**PROBLEM REQUIREMENTS:** Repeat the records below exactly, leaving out every picture.

**DATA FOR PROCESSING:**
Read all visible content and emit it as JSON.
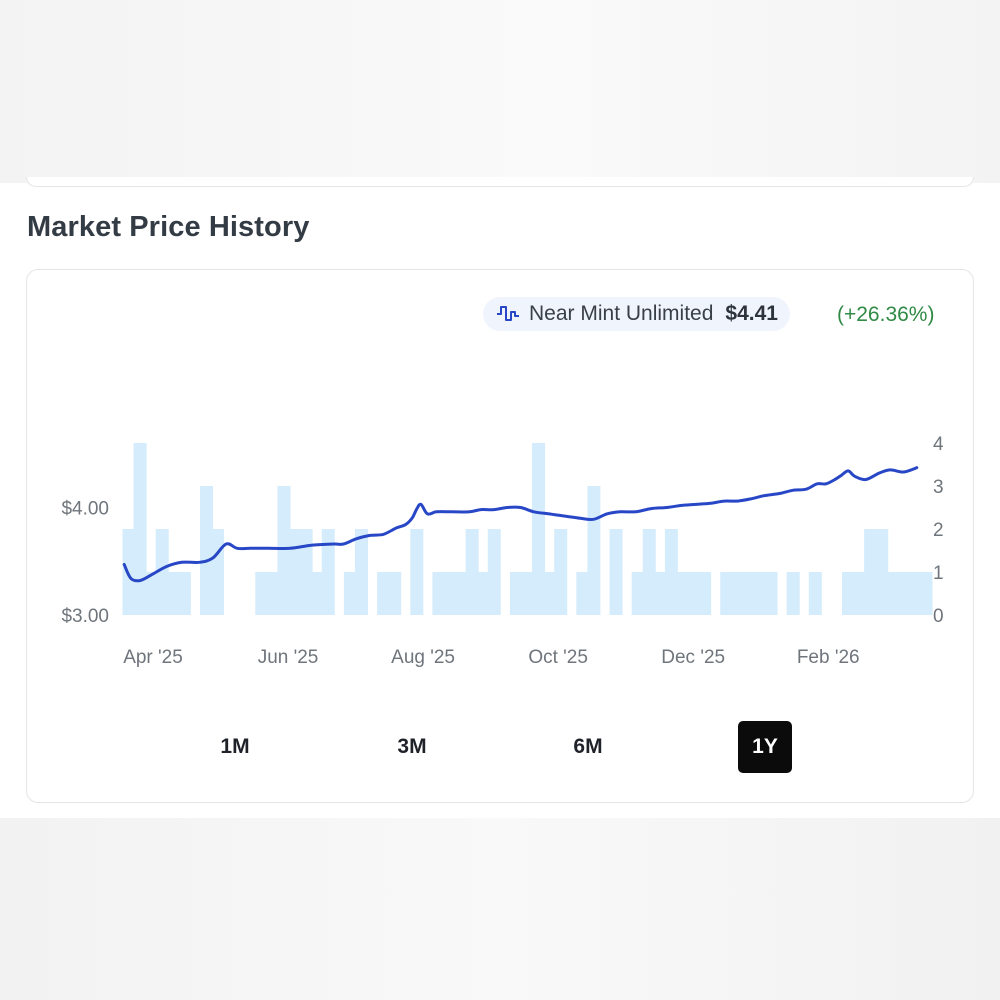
{
  "section": {
    "title": "Market Price History"
  },
  "legend": {
    "label": "Near Mint Unlimited",
    "price": "$4.41",
    "change": "(+26.36%)",
    "icon": "step-line-icon"
  },
  "ranges": [
    {
      "label": "1M",
      "active": false
    },
    {
      "label": "3M",
      "active": false
    },
    {
      "label": "6M",
      "active": false
    },
    {
      "label": "1Y",
      "active": true
    }
  ],
  "colors": {
    "line": "#2847c6",
    "bars": "#d4ecfb",
    "change_positive": "#2f8a45",
    "active_range_bg": "#0b0b0b"
  },
  "chart_data": {
    "type": "line",
    "title": "Market Price History",
    "x_ticks": [
      "Apr '25",
      "Jun '25",
      "Aug '25",
      "Oct '25",
      "Dec '25",
      "Feb '26"
    ],
    "x_tick_days": [
      14,
      75,
      136,
      197,
      258,
      319
    ],
    "y_left": {
      "ticks": [
        3.0,
        4.0
      ],
      "tick_labels": [
        "$3.00",
        "$4.00"
      ],
      "range": [
        3.0,
        4.6
      ]
    },
    "y_right": {
      "ticks": [
        0,
        1,
        2,
        3,
        4
      ],
      "range": [
        0,
        4
      ]
    },
    "grid": false,
    "series": [
      {
        "name": "Near Mint Unlimited",
        "kind": "line",
        "axis": "left",
        "points": [
          [
            1,
            3.47
          ],
          [
            4,
            3.34
          ],
          [
            8,
            3.32
          ],
          [
            13,
            3.37
          ],
          [
            20,
            3.45
          ],
          [
            27,
            3.49
          ],
          [
            35,
            3.49
          ],
          [
            41,
            3.53
          ],
          [
            47,
            3.66
          ],
          [
            52,
            3.62
          ],
          [
            58,
            3.62
          ],
          [
            66,
            3.62
          ],
          [
            76,
            3.62
          ],
          [
            86,
            3.65
          ],
          [
            96,
            3.66
          ],
          [
            100,
            3.66
          ],
          [
            106,
            3.71
          ],
          [
            112,
            3.74
          ],
          [
            118,
            3.75
          ],
          [
            124,
            3.81
          ],
          [
            128,
            3.84
          ],
          [
            131,
            3.9
          ],
          [
            133,
            3.98
          ],
          [
            135,
            4.03
          ],
          [
            138,
            3.94
          ],
          [
            142,
            3.96
          ],
          [
            149,
            3.96
          ],
          [
            157,
            3.96
          ],
          [
            162,
            3.98
          ],
          [
            168,
            3.98
          ],
          [
            174,
            4.0
          ],
          [
            180,
            4.0
          ],
          [
            186,
            3.96
          ],
          [
            193,
            3.94
          ],
          [
            200,
            3.92
          ],
          [
            207,
            3.9
          ],
          [
            213,
            3.89
          ],
          [
            219,
            3.94
          ],
          [
            225,
            3.96
          ],
          [
            232,
            3.96
          ],
          [
            239,
            3.99
          ],
          [
            246,
            4.0
          ],
          [
            253,
            4.02
          ],
          [
            260,
            4.03
          ],
          [
            266,
            4.04
          ],
          [
            272,
            4.06
          ],
          [
            278,
            4.06
          ],
          [
            284,
            4.08
          ],
          [
            290,
            4.11
          ],
          [
            297,
            4.13
          ],
          [
            303,
            4.16
          ],
          [
            309,
            4.17
          ],
          [
            314,
            4.22
          ],
          [
            318,
            4.22
          ],
          [
            322,
            4.26
          ],
          [
            325,
            4.3
          ],
          [
            328,
            4.34
          ],
          [
            331,
            4.29
          ],
          [
            336,
            4.26
          ],
          [
            342,
            4.32
          ],
          [
            347,
            4.35
          ],
          [
            353,
            4.33
          ],
          [
            359,
            4.37
          ]
        ]
      },
      {
        "name": "",
        "kind": "bar",
        "axis": "right",
        "days": [
          0,
          5,
          10,
          15,
          20,
          25,
          35,
          40,
          60,
          65,
          70,
          75,
          80,
          85,
          90,
          100,
          105,
          115,
          120,
          130,
          140,
          145,
          150,
          155,
          160,
          165,
          175,
          180,
          185,
          190,
          195,
          205,
          210,
          220,
          230,
          235,
          240,
          245,
          250,
          255,
          260,
          270,
          275,
          280,
          285,
          290,
          300,
          310,
          325,
          330,
          335,
          340,
          345,
          350,
          355,
          360
        ],
        "values": [
          2,
          4,
          1,
          2,
          1,
          1,
          3,
          2,
          1,
          1,
          3,
          2,
          2,
          1,
          2,
          1,
          2,
          1,
          1,
          2,
          1,
          1,
          1,
          2,
          1,
          2,
          1,
          1,
          4,
          1,
          2,
          1,
          3,
          2,
          1,
          2,
          1,
          2,
          1,
          1,
          1,
          1,
          1,
          1,
          1,
          1,
          1,
          1,
          1,
          1,
          2,
          2,
          1,
          1,
          1,
          1
        ]
      }
    ]
  }
}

**TASK OUTPUT:**
Read all visible content and emit it as JSON.
{
  "section": {
    "title": "Market Price History"
  },
  "legend": {
    "label": "Near Mint Unlimited",
    "price": "$4.41",
    "change": "(+26.36%)",
    "icon": "step-line-icon"
  },
  "ranges": [
    {
      "label": "1M",
      "active": false
    },
    {
      "label": "3M",
      "active": false
    },
    {
      "label": "6M",
      "active": false
    },
    {
      "label": "1Y",
      "active": true
    }
  ],
  "colors": {
    "line": "#2847c6",
    "bars": "#d4ecfb",
    "change_positive": "#2f8a45",
    "active_range_bg": "#0b0b0b"
  },
  "chart_data": {
    "type": "line",
    "title": "Market Price History",
    "x_ticks": [
      "Apr '25",
      "Jun '25",
      "Aug '25",
      "Oct '25",
      "Dec '25",
      "Feb '26"
    ],
    "x_tick_days": [
      14,
      75,
      136,
      197,
      258,
      319
    ],
    "y_left": {
      "ticks": [
        3.0,
        4.0
      ],
      "tick_labels": [
        "$3.00",
        "$4.00"
      ],
      "range": [
        3.0,
        4.6
      ]
    },
    "y_right": {
      "ticks": [
        0,
        1,
        2,
        3,
        4
      ],
      "range": [
        0,
        4
      ]
    },
    "grid": false,
    "series": [
      {
        "name": "Near Mint Unlimited",
        "kind": "line",
        "axis": "left",
        "points": [
          [
            1,
            3.47
          ],
          [
            4,
            3.34
          ],
          [
            8,
            3.32
          ],
          [
            13,
            3.37
          ],
          [
            20,
            3.45
          ],
          [
            27,
            3.49
          ],
          [
            35,
            3.49
          ],
          [
            41,
            3.53
          ],
          [
            47,
            3.66
          ],
          [
            52,
            3.62
          ],
          [
            58,
            3.62
          ],
          [
            66,
            3.62
          ],
          [
            76,
            3.62
          ],
          [
            86,
            3.65
          ],
          [
            96,
            3.66
          ],
          [
            100,
            3.66
          ],
          [
            106,
            3.71
          ],
          [
            112,
            3.74
          ],
          [
            118,
            3.75
          ],
          [
            124,
            3.81
          ],
          [
            128,
            3.84
          ],
          [
            131,
            3.9
          ],
          [
            133,
            3.98
          ],
          [
            135,
            4.03
          ],
          [
            138,
            3.94
          ],
          [
            142,
            3.96
          ],
          [
            149,
            3.96
          ],
          [
            157,
            3.96
          ],
          [
            162,
            3.98
          ],
          [
            168,
            3.98
          ],
          [
            174,
            4.0
          ],
          [
            180,
            4.0
          ],
          [
            186,
            3.96
          ],
          [
            193,
            3.94
          ],
          [
            200,
            3.92
          ],
          [
            207,
            3.9
          ],
          [
            213,
            3.89
          ],
          [
            219,
            3.94
          ],
          [
            225,
            3.96
          ],
          [
            232,
            3.96
          ],
          [
            239,
            3.99
          ],
          [
            246,
            4.0
          ],
          [
            253,
            4.02
          ],
          [
            260,
            4.03
          ],
          [
            266,
            4.04
          ],
          [
            272,
            4.06
          ],
          [
            278,
            4.06
          ],
          [
            284,
            4.08
          ],
          [
            290,
            4.11
          ],
          [
            297,
            4.13
          ],
          [
            303,
            4.16
          ],
          [
            309,
            4.17
          ],
          [
            314,
            4.22
          ],
          [
            318,
            4.22
          ],
          [
            322,
            4.26
          ],
          [
            325,
            4.3
          ],
          [
            328,
            4.34
          ],
          [
            331,
            4.29
          ],
          [
            336,
            4.26
          ],
          [
            342,
            4.32
          ],
          [
            347,
            4.35
          ],
          [
            353,
            4.33
          ],
          [
            359,
            4.37
          ]
        ]
      },
      {
        "name": "",
        "kind": "bar",
        "axis": "right",
        "days": [
          0,
          5,
          10,
          15,
          20,
          25,
          35,
          40,
          60,
          65,
          70,
          75,
          80,
          85,
          90,
          100,
          105,
          115,
          120,
          130,
          140,
          145,
          150,
          155,
          160,
          165,
          175,
          180,
          185,
          190,
          195,
          205,
          210,
          220,
          230,
          235,
          240,
          245,
          250,
          255,
          260,
          270,
          275,
          280,
          285,
          290,
          300,
          310,
          325,
          330,
          335,
          340,
          345,
          350,
          355,
          360
        ],
        "values": [
          2,
          4,
          1,
          2,
          1,
          1,
          3,
          2,
          1,
          1,
          3,
          2,
          2,
          1,
          2,
          1,
          2,
          1,
          1,
          2,
          1,
          1,
          1,
          2,
          1,
          2,
          1,
          1,
          4,
          1,
          2,
          1,
          3,
          2,
          1,
          2,
          1,
          2,
          1,
          1,
          1,
          1,
          1,
          1,
          1,
          1,
          1,
          1,
          1,
          1,
          2,
          2,
          1,
          1,
          1,
          1
        ]
      }
    ]
  }
}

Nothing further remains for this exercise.